**Task details**
Could you copy every line from the material below in which "should" appears?

= = = =

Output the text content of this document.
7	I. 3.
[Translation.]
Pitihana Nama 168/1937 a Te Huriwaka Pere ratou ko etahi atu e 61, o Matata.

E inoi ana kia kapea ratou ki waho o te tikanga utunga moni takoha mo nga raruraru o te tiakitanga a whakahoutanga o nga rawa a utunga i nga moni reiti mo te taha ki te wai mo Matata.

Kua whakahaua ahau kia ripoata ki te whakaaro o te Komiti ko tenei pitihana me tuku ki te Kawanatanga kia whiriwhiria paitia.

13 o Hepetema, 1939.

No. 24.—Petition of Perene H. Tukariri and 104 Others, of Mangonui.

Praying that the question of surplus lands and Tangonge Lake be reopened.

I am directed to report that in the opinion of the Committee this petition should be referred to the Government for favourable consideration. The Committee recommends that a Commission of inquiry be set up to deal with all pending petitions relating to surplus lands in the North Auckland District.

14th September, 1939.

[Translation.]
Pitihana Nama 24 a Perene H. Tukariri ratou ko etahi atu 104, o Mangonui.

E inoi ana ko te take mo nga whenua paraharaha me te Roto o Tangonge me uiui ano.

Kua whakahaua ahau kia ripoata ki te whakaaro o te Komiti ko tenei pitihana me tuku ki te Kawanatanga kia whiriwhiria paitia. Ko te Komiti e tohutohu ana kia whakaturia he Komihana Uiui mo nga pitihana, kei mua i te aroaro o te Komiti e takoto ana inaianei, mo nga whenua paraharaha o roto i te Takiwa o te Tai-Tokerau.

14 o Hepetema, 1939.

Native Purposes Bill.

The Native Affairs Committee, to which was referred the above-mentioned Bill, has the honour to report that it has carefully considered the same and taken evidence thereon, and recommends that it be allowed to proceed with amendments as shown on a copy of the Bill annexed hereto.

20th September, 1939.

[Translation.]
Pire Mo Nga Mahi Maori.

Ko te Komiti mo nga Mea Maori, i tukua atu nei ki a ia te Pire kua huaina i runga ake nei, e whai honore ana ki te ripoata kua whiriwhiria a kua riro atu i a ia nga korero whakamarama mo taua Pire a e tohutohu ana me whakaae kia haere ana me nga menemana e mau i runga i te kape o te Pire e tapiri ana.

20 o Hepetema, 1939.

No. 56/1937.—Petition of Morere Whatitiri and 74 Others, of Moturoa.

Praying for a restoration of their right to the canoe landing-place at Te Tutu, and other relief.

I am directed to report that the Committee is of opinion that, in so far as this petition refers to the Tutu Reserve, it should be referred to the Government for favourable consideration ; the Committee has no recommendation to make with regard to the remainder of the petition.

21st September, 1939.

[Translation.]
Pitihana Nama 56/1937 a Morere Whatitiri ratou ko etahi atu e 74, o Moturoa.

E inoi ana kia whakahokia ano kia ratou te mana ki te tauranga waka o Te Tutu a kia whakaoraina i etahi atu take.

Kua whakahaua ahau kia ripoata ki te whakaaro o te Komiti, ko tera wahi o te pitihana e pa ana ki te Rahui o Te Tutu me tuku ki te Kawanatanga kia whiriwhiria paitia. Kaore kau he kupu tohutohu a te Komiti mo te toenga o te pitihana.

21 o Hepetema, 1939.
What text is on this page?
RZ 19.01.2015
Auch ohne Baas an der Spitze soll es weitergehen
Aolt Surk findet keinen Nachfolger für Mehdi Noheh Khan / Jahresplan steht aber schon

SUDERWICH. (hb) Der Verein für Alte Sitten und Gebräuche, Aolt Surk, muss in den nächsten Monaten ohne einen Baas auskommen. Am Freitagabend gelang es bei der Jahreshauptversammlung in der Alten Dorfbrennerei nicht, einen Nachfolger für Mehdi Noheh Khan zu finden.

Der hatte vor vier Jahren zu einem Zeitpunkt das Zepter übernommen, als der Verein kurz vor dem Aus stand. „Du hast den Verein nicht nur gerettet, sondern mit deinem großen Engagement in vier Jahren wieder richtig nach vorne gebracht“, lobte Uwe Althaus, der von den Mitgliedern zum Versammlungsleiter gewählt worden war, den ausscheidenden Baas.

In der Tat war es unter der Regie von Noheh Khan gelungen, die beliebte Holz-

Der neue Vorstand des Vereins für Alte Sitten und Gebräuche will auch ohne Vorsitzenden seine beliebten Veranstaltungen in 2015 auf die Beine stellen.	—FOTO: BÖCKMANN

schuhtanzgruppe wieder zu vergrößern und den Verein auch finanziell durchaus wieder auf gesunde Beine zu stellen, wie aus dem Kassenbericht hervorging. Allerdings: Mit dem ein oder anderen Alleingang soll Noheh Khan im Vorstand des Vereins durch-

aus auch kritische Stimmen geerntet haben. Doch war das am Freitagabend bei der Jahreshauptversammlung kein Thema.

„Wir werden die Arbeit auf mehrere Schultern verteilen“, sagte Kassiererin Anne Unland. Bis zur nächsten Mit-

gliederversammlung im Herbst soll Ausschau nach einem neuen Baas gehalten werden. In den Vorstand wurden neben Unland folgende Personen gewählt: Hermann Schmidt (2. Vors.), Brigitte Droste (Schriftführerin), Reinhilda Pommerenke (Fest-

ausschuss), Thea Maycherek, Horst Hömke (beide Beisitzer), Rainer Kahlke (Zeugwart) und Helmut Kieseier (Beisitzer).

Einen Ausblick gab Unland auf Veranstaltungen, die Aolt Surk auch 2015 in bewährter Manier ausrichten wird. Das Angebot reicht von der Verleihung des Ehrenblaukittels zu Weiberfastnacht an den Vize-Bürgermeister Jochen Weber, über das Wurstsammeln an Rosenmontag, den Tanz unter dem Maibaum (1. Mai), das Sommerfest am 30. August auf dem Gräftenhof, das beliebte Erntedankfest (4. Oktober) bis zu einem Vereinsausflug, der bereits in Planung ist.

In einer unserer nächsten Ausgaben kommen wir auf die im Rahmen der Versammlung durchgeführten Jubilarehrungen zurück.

= = = =

**Finished exercise**
I am directed to report that in the opinion of the Committee this petition should be referred to the Government for favourable consideration. The Committee recommends that a Commission of inquiry be set up to deal with all pending petitions relating to surplus lands in the North Auckland District.
I am directed to report that the Committee is of opinion that, in so far as this petition refers to the Tutu Reserve, it should be referred to the Government for favourable consideration ; the Committee has no recommendation to make with regard to the remainder of the petition.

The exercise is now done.